• EXERCISE AIM: Retype the records below word for word and omit any image.
Start DATA PROVIDED
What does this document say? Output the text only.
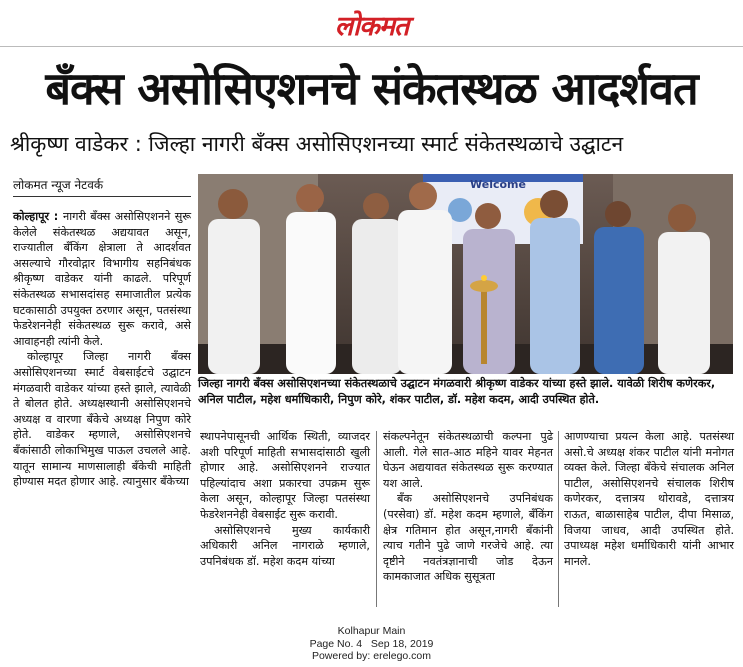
लोकमत
बँक्स असोसिएशनचे संकेतस्थळ आदर्शवत
श्रीकृष्ण वाडेकर : जिल्हा नागरी बँक्स असोसिएशनच्या स्मार्ट संकेतस्थळाचे उद्घाटन
लोकमत न्यूज नेटवर्क

कोल्हापूर : नागरी बँक्स असोसिएशनने सुरू केलेले संकेतस्थळ अद्ययावत असून, राज्यातील बँकिंग क्षेत्राला ते आदर्शवत असल्याचे गौरवोद्गार विभागीय सहनिबंधक श्रीकृष्ण वाडेकर यांनी काढले. परिपूर्ण संकेतस्थळ सभासदांसह समाजातील प्रत्येक घटकासाठी उपयुक्त ठरणार असून, पतसंस्था फेडरेशननेही संकेतस्थळ सुरू करावे, असे आवाहनही त्यांनी केले.

कोल्हापूर जिल्हा नागरी बँक्स असोसिएशनच्या स्मार्ट वेबसाईटचे उद्घाटन मंगळवारी वाडेकर यांच्या हस्ते झाले, त्यावेळी ते बोलत होते. अध्यक्षस्थानी असोसिएशनचे अध्यक्ष व वारणा बँकेचे अध्यक्ष निपुण कोरे होते. वाडेकर म्हणाले, असोसिएशनचे बँकांसाठी लोकाभिमुख पाऊल उचलले आहे. यातून सामान्य माणसालाही बँकेची माहिती होण्यास मदत होणार आहे. त्यानुसार बँकेच्या

Welcome
जिल्हा नागरी बँक्स असोसिएशनच्या संकेतस्थळाचे उद्घाटन मंगळवारी श्रीकृष्ण वाडेकर यांच्या हस्ते झाले. यावेळी शिरीष कणेरकर, अनिल पाटील, महेश धर्माधिकारी, निपुण कोरे, शंकर पाटील, डॉ. महेश कदम, आदी उपस्थित होते.

स्थापनेपासूनची आर्थिक स्थिती, व्याजदर अशी परिपूर्ण माहिती सभासदांसाठी खुली होणार आहे. असोसिएशनने राज्यात पहिल्यांदाच अशा प्रकारचा उपक्रम सुरू केला असून, कोल्हापूर जिल्हा पतसंस्था फेडरेशननेही वेबसाईट सुरू करावी.

असोसिएशनचे मुख्य कार्यकारी अधिकारी अनिल नागराळे म्हणाले, उपनिबंधक डॉ. महेश कदम यांच्या

संकल्पनेतून संकेतस्थळाची कल्पना पुढे आली. गेले सात-आठ महिने यावर मेहनत घेऊन अद्ययावत संकेतस्थळ सुरू करण्यात यश आले.

बँक असोसिएशनचे उपनिबंधक (परसेवा) डॉ. महेश कदम म्हणाले, बँकिंग क्षेत्र गतिमान होत असून,नागरी बँकांनी त्याच गतीने पुढे जाणे गरजेचे आहे. त्या दृष्टीने नवतंत्रज्ञानाची जोड देऊन कामकाजात अधिक सुसूत्रता

आणण्याचा प्रयत्न केला आहे. पतसंस्था असो.चे अध्यक्ष शंकर पाटील यांनी मनोगत व्यक्त केले. जिल्हा बँकेचे संचालक अनिल पाटील, असोसिएशनचे संचालक शिरीष कणेरकर, दत्तात्रय थोरावडे, दत्तात्रय राऊत, बाळासाहेब पाटील, दीपा मिसाळ, विजया जाधव, आदी उपस्थित होते. उपाध्यक्ष महेश धर्माधिकारी यांनी आभार मानले.

Kolhapur Main
Page No. 4 Sep 18, 2019
Powered by: erelego.com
End DATA PROVIDED
• RESPONSE TO THE EXERCISE:
What does this document say? Output the text only.
लोकमत
बँक्स असोसिएशनचे संकेतस्थळ आदर्शवत
श्रीकृष्ण वाडेकर : जिल्हा नागरी बँक्स असोसिएशनच्या स्मार्ट संकेतस्थळाचे उद्घाटन
लोकमत न्यूज नेटवर्क

कोल्हापूर : नागरी बँक्स असोसिएशनने सुरू केलेले संकेतस्थळ अद्ययावत असून, राज्यातील बँकिंग क्षेत्राला ते आदर्शवत असल्याचे गौरवोद्गार विभागीय सहनिबंधक श्रीकृष्ण वाडेकर यांनी काढले. परिपूर्ण संकेतस्थळ सभासदांसह समाजातील प्रत्येक घटकासाठी उपयुक्त ठरणार असून, पतसंस्था फेडरेशननेही संकेतस्थळ सुरू करावे, असे आवाहनही त्यांनी केले.

कोल्हापूर जिल्हा नागरी बँक्स असोसिएशनच्या स्मार्ट वेबसाईटचे उद्घाटन मंगळवारी वाडेकर यांच्या हस्ते झाले, त्यावेळी ते बोलत होते. अध्यक्षस्थानी असोसिएशनचे अध्यक्ष व वारणा बँकेचे अध्यक्ष निपुण कोरे होते. वाडेकर म्हणाले, असोसिएशनचे बँकांसाठी लोकाभिमुख पाऊल उचलले आहे. यातून सामान्य माणसालाही बँकेची माहिती होण्यास मदत होणार आहे. त्यानुसार बँकेच्या

Welcome
जिल्हा नागरी बँक्स असोसिएशनच्या संकेतस्थळाचे उद्घाटन मंगळवारी श्रीकृष्ण वाडेकर यांच्या हस्ते झाले. यावेळी शिरीष कणेरकर, अनिल पाटील, महेश धर्माधिकारी, निपुण कोरे, शंकर पाटील, डॉ. महेश कदम, आदी उपस्थित होते.

स्थापनेपासूनची आर्थिक स्थिती, व्याजदर अशी परिपूर्ण माहिती सभासदांसाठी खुली होणार आहे. असोसिएशनने राज्यात पहिल्यांदाच अशा प्रकारचा उपक्रम सुरू केला असून, कोल्हापूर जिल्हा पतसंस्था फेडरेशननेही वेबसाईट सुरू करावी.

असोसिएशनचे मुख्य कार्यकारी अधिकारी अनिल नागराळे म्हणाले, उपनिबंधक डॉ. महेश कदम यांच्या

संकल्पनेतून संकेतस्थळाची कल्पना पुढे आली. गेले सात-आठ महिने यावर मेहनत घेऊन अद्ययावत संकेतस्थळ सुरू करण्यात यश आले.

बँक असोसिएशनचे उपनिबंधक (परसेवा) डॉ. महेश कदम म्हणाले, बँकिंग क्षेत्र गतिमान होत असून,नागरी बँकांनी त्याच गतीने पुढे जाणे गरजेचे आहे. त्या दृष्टीने नवतंत्रज्ञानाची जोड देऊन कामकाजात अधिक सुसूत्रता

आणण्याचा प्रयत्न केला आहे. पतसंस्था असो.चे अध्यक्ष शंकर पाटील यांनी मनोगत व्यक्त केले. जिल्हा बँकेचे संचालक अनिल पाटील, असोसिएशनचे संचालक शिरीष कणेरकर, दत्तात्रय थोरावडे, दत्तात्रय राऊत, बाळासाहेब पाटील, दीपा मिसाळ, विजया जाधव, आदी उपस्थित होते. उपाध्यक्ष महेश धर्माधिकारी यांनी आभार मानले.

Kolhapur Main
Page No. 4 Sep 18, 2019
Powered by: erelego.com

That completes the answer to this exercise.